## YOUR TASK
From the entries below, extract every line that includes the word "name".
━━━━━ DATA SHOWN ━━━━━
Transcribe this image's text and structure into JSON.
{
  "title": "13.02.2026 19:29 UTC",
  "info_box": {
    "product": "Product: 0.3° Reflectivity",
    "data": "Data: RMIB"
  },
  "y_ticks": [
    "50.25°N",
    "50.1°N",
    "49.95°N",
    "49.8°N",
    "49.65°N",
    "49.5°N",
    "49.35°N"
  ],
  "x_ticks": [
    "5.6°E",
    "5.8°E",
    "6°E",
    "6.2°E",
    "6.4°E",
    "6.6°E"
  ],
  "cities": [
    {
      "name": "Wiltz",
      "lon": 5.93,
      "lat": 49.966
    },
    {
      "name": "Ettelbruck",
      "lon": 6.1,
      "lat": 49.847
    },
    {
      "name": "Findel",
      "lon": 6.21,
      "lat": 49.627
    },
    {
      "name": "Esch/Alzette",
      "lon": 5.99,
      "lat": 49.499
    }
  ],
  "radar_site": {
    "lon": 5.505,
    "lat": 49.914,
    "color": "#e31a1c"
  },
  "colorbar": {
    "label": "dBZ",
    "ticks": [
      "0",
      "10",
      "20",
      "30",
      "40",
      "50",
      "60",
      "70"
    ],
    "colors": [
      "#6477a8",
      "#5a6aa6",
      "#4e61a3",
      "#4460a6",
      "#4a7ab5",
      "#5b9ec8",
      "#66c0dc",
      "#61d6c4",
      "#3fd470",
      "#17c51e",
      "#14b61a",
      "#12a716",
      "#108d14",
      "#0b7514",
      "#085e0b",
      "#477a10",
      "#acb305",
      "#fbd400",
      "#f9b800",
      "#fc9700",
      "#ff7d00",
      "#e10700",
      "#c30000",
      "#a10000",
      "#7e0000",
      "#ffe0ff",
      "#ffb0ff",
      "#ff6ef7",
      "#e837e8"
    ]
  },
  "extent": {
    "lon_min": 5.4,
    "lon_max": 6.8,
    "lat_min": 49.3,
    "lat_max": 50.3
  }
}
━━━━━
## REPLY TO THE TASK
      "name": "Wiltz",
      "name": "Ettelbruck",
      "name": "Findel",
      "name": "Esch/Alzette",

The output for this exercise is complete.